Brief:
List each line of the data that holds the word "景观大道".

Data listing:
::::

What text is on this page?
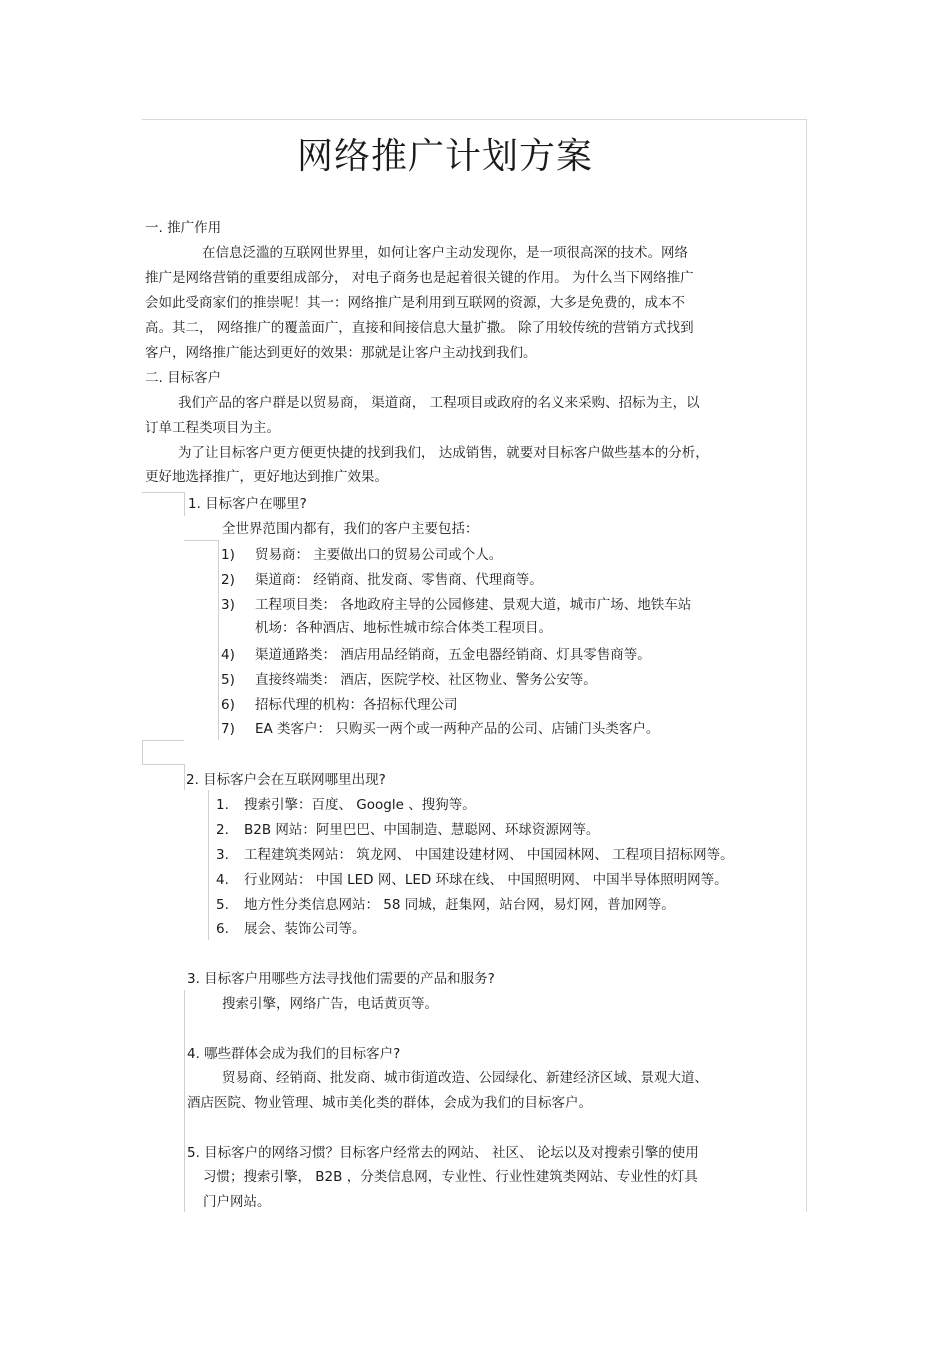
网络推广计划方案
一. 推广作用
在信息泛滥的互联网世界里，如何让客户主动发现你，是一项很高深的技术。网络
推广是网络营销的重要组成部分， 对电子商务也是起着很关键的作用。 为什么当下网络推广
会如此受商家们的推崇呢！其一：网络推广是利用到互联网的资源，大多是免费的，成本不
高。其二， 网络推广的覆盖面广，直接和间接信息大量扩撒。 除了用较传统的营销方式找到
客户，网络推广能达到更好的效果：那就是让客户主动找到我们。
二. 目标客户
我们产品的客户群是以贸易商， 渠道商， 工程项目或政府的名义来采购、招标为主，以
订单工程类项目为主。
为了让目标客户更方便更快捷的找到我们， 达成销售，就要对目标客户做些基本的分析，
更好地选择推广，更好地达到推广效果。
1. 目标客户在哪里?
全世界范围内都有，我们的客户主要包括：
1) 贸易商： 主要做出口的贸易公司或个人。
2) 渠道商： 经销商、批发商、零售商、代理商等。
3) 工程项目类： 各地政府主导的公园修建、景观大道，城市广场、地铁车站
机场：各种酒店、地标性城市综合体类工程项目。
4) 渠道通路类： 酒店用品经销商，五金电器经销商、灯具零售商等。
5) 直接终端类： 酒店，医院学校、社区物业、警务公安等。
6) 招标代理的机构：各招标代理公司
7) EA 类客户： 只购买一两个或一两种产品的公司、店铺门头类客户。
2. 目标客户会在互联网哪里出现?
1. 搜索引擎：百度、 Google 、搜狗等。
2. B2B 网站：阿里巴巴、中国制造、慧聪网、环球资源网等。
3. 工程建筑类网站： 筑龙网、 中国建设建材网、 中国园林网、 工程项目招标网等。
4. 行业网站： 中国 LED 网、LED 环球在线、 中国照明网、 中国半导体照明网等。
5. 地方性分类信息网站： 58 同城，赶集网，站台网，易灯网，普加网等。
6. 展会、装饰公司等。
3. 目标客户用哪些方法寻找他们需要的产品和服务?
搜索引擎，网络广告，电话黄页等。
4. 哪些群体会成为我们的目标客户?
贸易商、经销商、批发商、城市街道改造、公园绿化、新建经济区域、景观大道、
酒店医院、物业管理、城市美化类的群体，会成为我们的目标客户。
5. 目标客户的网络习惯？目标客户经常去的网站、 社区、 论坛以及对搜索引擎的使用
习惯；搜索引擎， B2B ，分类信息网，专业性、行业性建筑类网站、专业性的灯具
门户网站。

::::

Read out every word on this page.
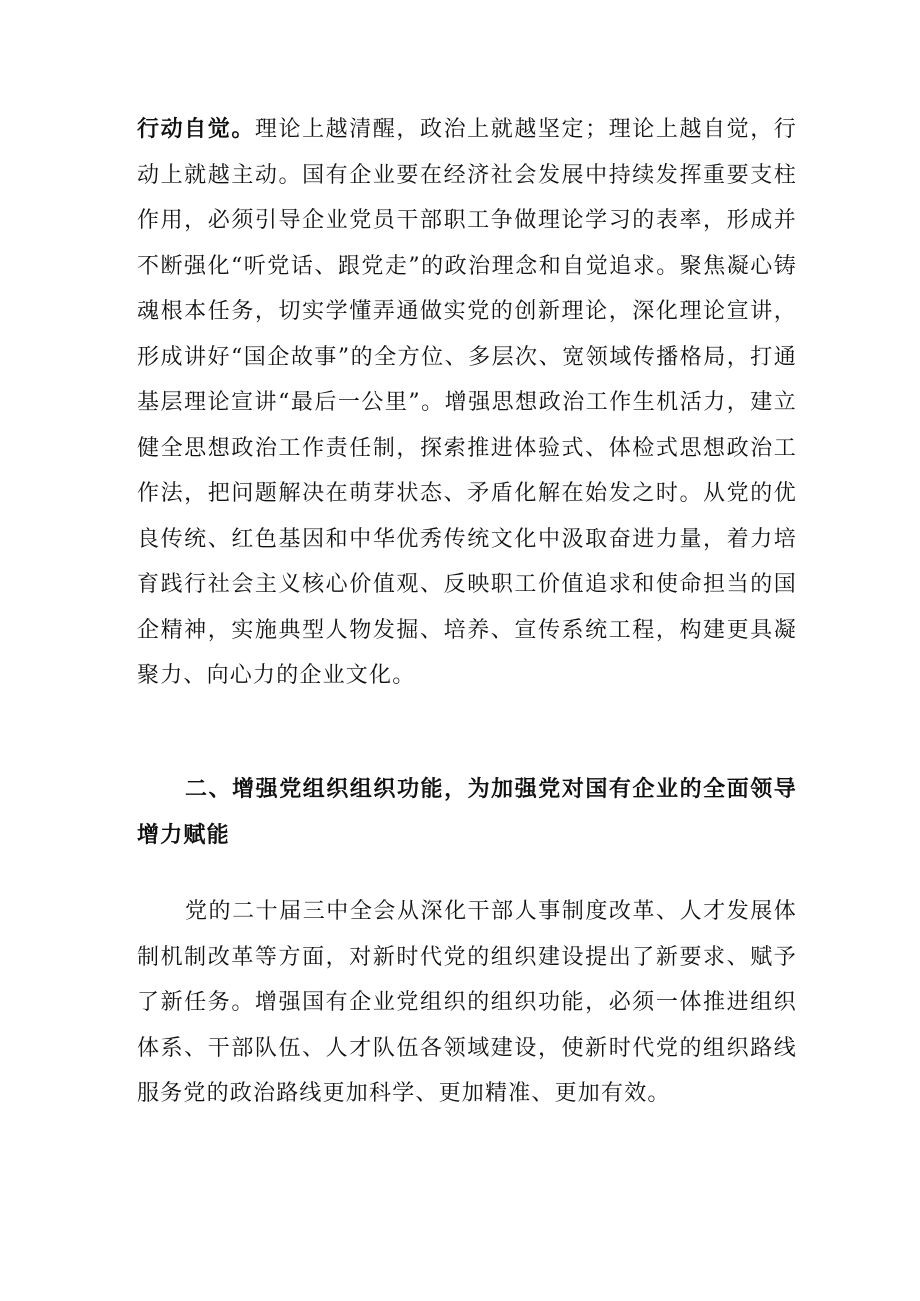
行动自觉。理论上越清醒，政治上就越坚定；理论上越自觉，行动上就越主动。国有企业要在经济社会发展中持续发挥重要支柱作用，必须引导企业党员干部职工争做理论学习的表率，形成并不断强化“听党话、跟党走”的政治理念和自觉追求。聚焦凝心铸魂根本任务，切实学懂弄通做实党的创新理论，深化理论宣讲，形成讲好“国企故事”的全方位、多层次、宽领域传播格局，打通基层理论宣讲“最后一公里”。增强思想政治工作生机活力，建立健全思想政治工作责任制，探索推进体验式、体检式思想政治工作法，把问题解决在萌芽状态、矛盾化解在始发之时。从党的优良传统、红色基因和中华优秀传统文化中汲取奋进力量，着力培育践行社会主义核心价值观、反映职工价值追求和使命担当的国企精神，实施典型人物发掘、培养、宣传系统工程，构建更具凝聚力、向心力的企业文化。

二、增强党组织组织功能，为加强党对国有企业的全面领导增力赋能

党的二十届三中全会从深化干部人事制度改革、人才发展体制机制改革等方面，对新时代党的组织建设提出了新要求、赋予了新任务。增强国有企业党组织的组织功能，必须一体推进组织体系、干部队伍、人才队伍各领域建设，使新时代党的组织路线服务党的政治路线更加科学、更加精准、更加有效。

::::

Final result:
3) 工程项目类： 各地政府主导的公园修建、景观大道，城市广场、地铁车站
贸易商、经销商、批发商、城市街道改造、公园绿化、新建经济区域、景观大道、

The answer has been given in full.